Rename "text block" to "text region" in the entries that start at the line containing "text block: panel 2 description: of" and end at the line containing "number 2: 2: [1064, 424, 1090, 493]", inclusive. Reproduce only those lines, with everything else unchanged.

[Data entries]
__________
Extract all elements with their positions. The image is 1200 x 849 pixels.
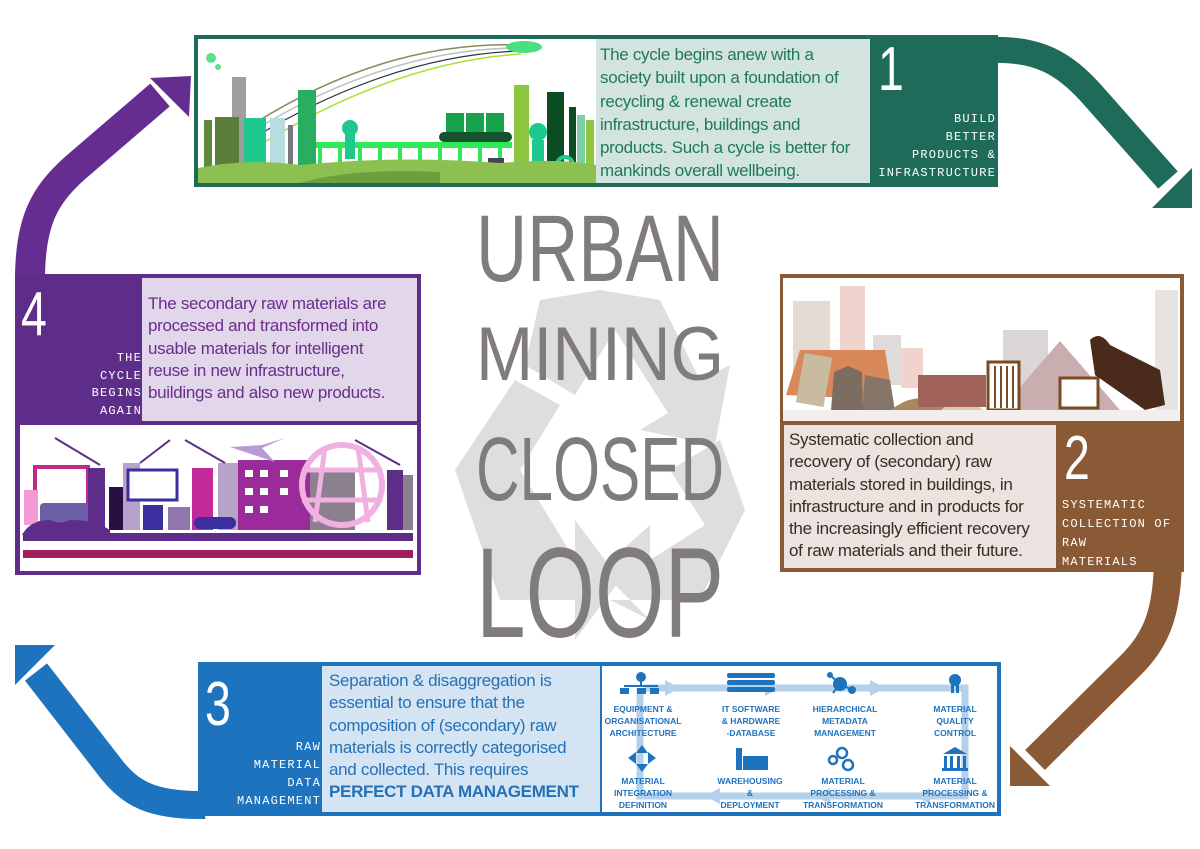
text block: panel 2 description: of raw materials and their future.: [789, 541, 1023, 560]
arrow: brown (2 to 3): [1010, 555, 1168, 786]
chart: data management flow: DEPLOYMENT: [720, 800, 780, 810]
text block: panel 3 description: PERFECT DATA MANAGEMENT: [329, 782, 579, 801]
chart: data management flow: DEFINITION: [619, 800, 667, 810]
chart: data management flow: EQUIPMENT &: [613, 704, 673, 714]
text block: panel 2 description: materials stored in buildings, in: [789, 475, 1012, 494]
number 3: 3: [205, 670, 231, 739]
text block: panel 3 description: materials is correctly categorised: [329, 738, 566, 757]
chart: data management flow: HIERARCHICAL: [813, 704, 877, 714]
chart: data management flow: &: [747, 788, 753, 798]
text block: panel 2 description: recovery of (secondary) raw: [789, 452, 992, 471]
text block: panel 3 description: [322, 666, 600, 812]
arrow: purple (4 to 1): [30, 76, 191, 280]
text block: panel 1 description: infrastructure, buildings and: [600, 115, 800, 134]
chart: data management flow: TRANSFORMATION: [915, 800, 995, 810]
number 2: 2: [1064, 424, 1090, 493]
text block: panel 1 description: society built upon a foundation of: [600, 68, 838, 87]
label: build better products & infrastructure: PRODUCTS &: [912, 148, 996, 162]
text block: panel 2 description: the increasingly efficient recovery: [789, 519, 1030, 538]
text block: panel 1 description: The cycle begins anew with a: [600, 45, 814, 64]
icon: database servers: [727, 673, 775, 692]
text block: panel 4 description: The secondary raw materials are: [148, 294, 386, 313]
label: the cycle begins again: CYCLE: [100, 368, 142, 382]
label: build better products & infrastructure: BUILD: [954, 112, 996, 126]
number 1: 1: [878, 35, 904, 104]
chart: data management flow: & HARDWARE: [722, 716, 781, 726]
text block: panel 1 description: recycling & renewal create: [600, 92, 792, 111]
label: raw material data management: [237, 740, 321, 808]
title: URBAN MINING CLOSED LOOP: URBAN: [476, 196, 724, 302]
text block: panel 2 description: infrastructure and in products for: [789, 497, 1024, 516]
text block: panel 2 description: [784, 425, 1056, 568]
label: raw material data management: DATA: [287, 776, 321, 790]
icon: gears: [829, 748, 853, 770]
text block: panel 3 description: essential to ensure that the: [329, 693, 525, 712]
chart: data management flow: MATERIAL: [821, 776, 865, 786]
arrow: green (1 to 2): [990, 50, 1192, 208]
label: the cycle begins again: AGAIN: [100, 404, 142, 418]
chart: data management flow: IT SOFTWARE: [722, 704, 780, 714]
label: the cycle begins again: BEGINS: [92, 386, 142, 400]
illustration: waste and city: [783, 278, 1180, 421]
chart: data management flow: [602, 666, 997, 812]
chart: data management flow: METADATA: [822, 716, 868, 726]
label: build better products & infrastructure: BETTER: [946, 130, 996, 144]
chart: data management flow: CONTROL: [934, 728, 976, 738]
illustration: purple city: [20, 425, 417, 571]
icon: warehouse: [736, 748, 768, 770]
chart: data management flow: PROCESSING &: [922, 788, 988, 798]
icon: network node: [828, 673, 855, 693]
chart: data management flow: MATERIAL: [621, 776, 665, 786]
label: systematic collection of raw materials: [1062, 498, 1171, 569]
text block: panel 3 description: and collected. This requires: [329, 760, 528, 779]
icon: recycle symbol: [455, 290, 745, 640]
icon: integration arrows: [628, 745, 656, 772]
title: URBAN MINING CLOSED LOOP: MINING: [476, 312, 724, 397]
text block: panel 1 description: [596, 39, 870, 183]
chart: data management flow: MATERIAL: [933, 704, 977, 714]
chart: data management flow: MANAGEMENT: [814, 728, 877, 738]
illustration: green city: [198, 39, 596, 183]
label: the cycle begins again: THE: [117, 351, 142, 365]
label: systematic collection of raw materials: MATERIALS: [1062, 555, 1138, 569]
text block: panel 4 description: [142, 278, 417, 421]
text block: panel 3 description: composition of (secondary) raw: [329, 716, 556, 735]
title: URBAN MINING CLOSED LOOP: LOOP: [476, 522, 724, 665]
text block: panel 4 description: usable materials for intelligent: [148, 339, 363, 358]
chart: data management flow: ARCHITECTURE: [609, 728, 677, 738]
title: URBAN MINING CLOSED LOOP: CLOSED: [476, 420, 724, 520]
label: raw material data management: MATERIAL: [254, 758, 321, 772]
chart: data management flow: -DATABASE: [727, 728, 776, 738]
label: the cycle begins again: [92, 351, 142, 418]
label: raw material data management: RAW: [296, 740, 321, 754]
panel 4: cycle begins again: [15, 274, 421, 575]
label: build better products & infrastructure: [878, 112, 996, 180]
text block: panel 4 description: processed and transformed into: [148, 316, 378, 335]
text block: panel 1 description: products. Such a cycle is better for: [600, 138, 850, 157]
label: systematic collection of raw materials: RAW: [1062, 536, 1087, 550]
chart: data management flow: ORGANISATIONAL: [605, 716, 681, 726]
chart: data management flow: TRANSFORMATION: [803, 800, 883, 810]
text block: panel 1 description: mankinds overall wellbeing.: [600, 161, 800, 180]
chart: data management flow: WAREHOUSING: [717, 776, 783, 786]
text block: panel 2 description: Systematic collection and: [789, 430, 973, 449]
title: URBAN MINING CLOSED LOOP: [476, 196, 724, 665]
chart: data management flow: QUALITY: [936, 716, 974, 726]
chart: data management flow: INTEGRATION: [614, 788, 672, 798]
icon: quality badge: [949, 674, 961, 693]
label: build better products & infrastructure: INFRASTRUCTURE: [878, 166, 996, 180]
panel 1: build better products: [194, 35, 998, 187]
panel 2: systematic collection: [780, 274, 1184, 572]
text block: panel 3 description: Separation & disaggregation is: [329, 671, 552, 690]
label: systematic collection of raw materials: COLLECTION OF: [1062, 517, 1171, 531]
text block: panel 4 description: reuse in new infrastructure,: [148, 361, 345, 380]
icon: org chart: [620, 672, 659, 694]
text block: panel 4 description: buildings and also new products.: [148, 383, 385, 402]
chart: data management flow: MATERIAL: [933, 776, 977, 786]
arrow: blue (3 to 4): [15, 645, 205, 805]
number 4: 4: [21, 280, 47, 349]
chart: data management flow: PROCESSING &: [810, 788, 876, 798]
icon: institution: [942, 747, 968, 771]
panel 3: raw material data management: [198, 662, 1001, 816]
label: raw material data management: MANAGEMENT: [237, 794, 321, 808]
label: systematic collection of raw materials: SYSTEMATIC: [1062, 498, 1146, 512]
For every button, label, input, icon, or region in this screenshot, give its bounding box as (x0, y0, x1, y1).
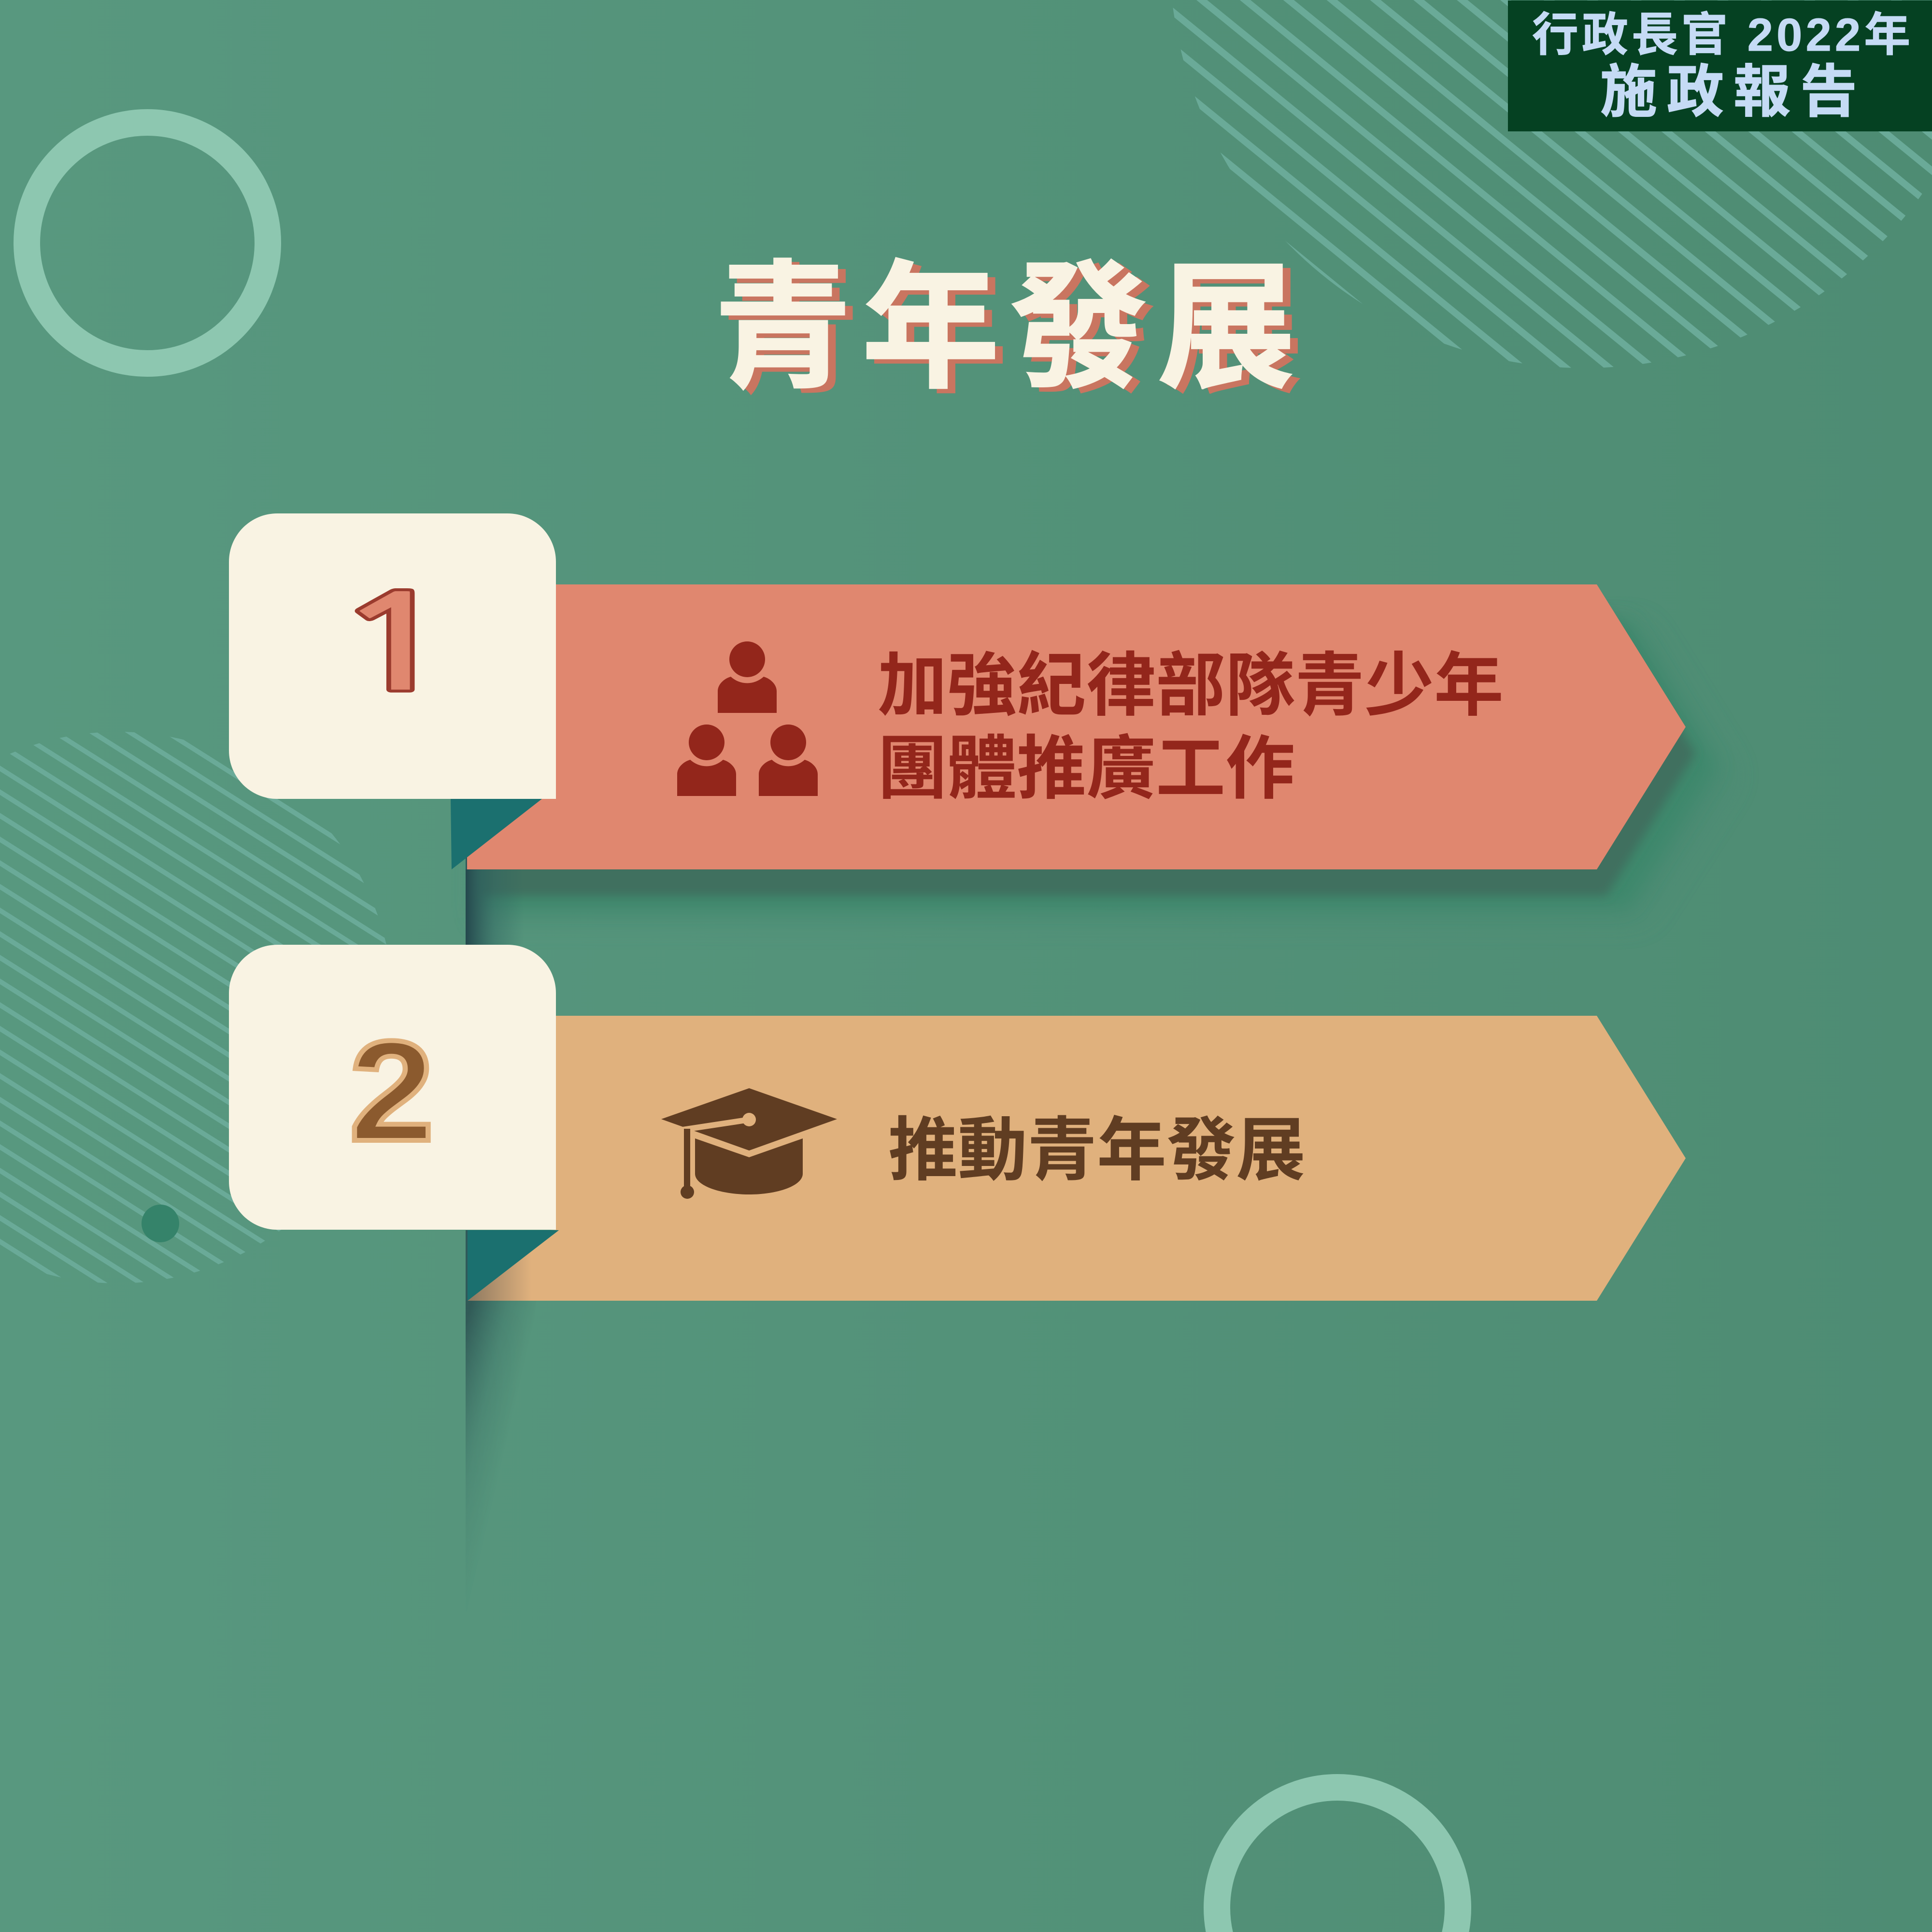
striped circle: left (0, 732, 386, 1283)
ribbon 2 fold (466, 1230, 559, 1301)
ribbon 1 text (878, 647, 1504, 808)
ribbon 1 text: 加強紀律部隊青少年 (878, 647, 1504, 724)
title: 青年發展 (722, 255, 1313, 410)
icon: graduation cap (661, 1088, 837, 1199)
ribbon 1 text: 團體推廣工作 (878, 730, 1295, 808)
shadow: ribbon 1 outer glow (483, 628, 1732, 918)
ribbon 1 fold edge (466, 857, 467, 869)
number card 1 (229, 513, 556, 799)
ring: bottom (1217, 1787, 1458, 1932)
side shadow: below ribbon 1 (466, 869, 528, 945)
ring: top left (27, 123, 268, 363)
number 2: 2 (349, 1011, 434, 1171)
fold edge (466, 1230, 468, 1301)
icon: people (677, 641, 818, 796)
side shadow: below ribbon 2 (466, 1301, 525, 1514)
header line 1: 行政長官 2022年 (1532, 9, 1914, 61)
number 1: 1 (329, 579, 462, 711)
ribbon 2 group (466, 1016, 1686, 1301)
ribbon 2 text: 推動青年發展 (888, 1111, 1306, 1189)
header line 2: 施政報告 (1600, 60, 1867, 124)
ribbon 1 group (451, 584, 1686, 869)
shadow: ribbon 1 glow (483, 621, 1717, 908)
ribbon 2 body (468, 1016, 1686, 1301)
striped circle: top right (1173, 0, 1932, 368)
dot (142, 1205, 179, 1242)
shadow: ribbon 1 core (483, 611, 1695, 896)
ribbon 1 fold (451, 799, 542, 869)
title: 青年發展 (714, 251, 1305, 405)
number card 2 (229, 945, 556, 1230)
header badge (1508, 0, 1932, 131)
ribbon 1 body (467, 584, 1686, 869)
__________
__Response__:
text region: panel 2 description: of raw materials and their future.: [789, 541, 1023, 560]
arrow: brown (2 to 3): [1010, 555, 1168, 786]
chart: data management flow: DEPLOYMENT: [720, 800, 780, 810]
text region: panel 3 description: PERFECT DATA MANAGEMENT: [329, 782, 579, 801]
chart: data management flow: DEFINITION: [619, 800, 667, 810]
chart: data management flow: EQUIPMENT &: [613, 704, 673, 714]
text region: panel 2 description: materials stored in buildings, in: [789, 475, 1012, 494]
number 3: 3: [205, 670, 231, 739]
text region: panel 3 description: materials is correctly categorised: [329, 738, 566, 757]
chart: data management flow: HIERARCHICAL: [813, 704, 877, 714]
chart: data management flow: &: [747, 788, 753, 798]
text region: panel 2 description: recovery of (secondary) raw: [789, 452, 992, 471]
text region: panel 3 description: [322, 666, 600, 812]
arrow: purple (4 to 1): [30, 76, 191, 280]
text region: panel 1 description: infrastructure, buildings and: [600, 115, 800, 134]
chart: data management flow: TRANSFORMATION: [915, 800, 995, 810]
number 2: 2: [1064, 424, 1090, 493]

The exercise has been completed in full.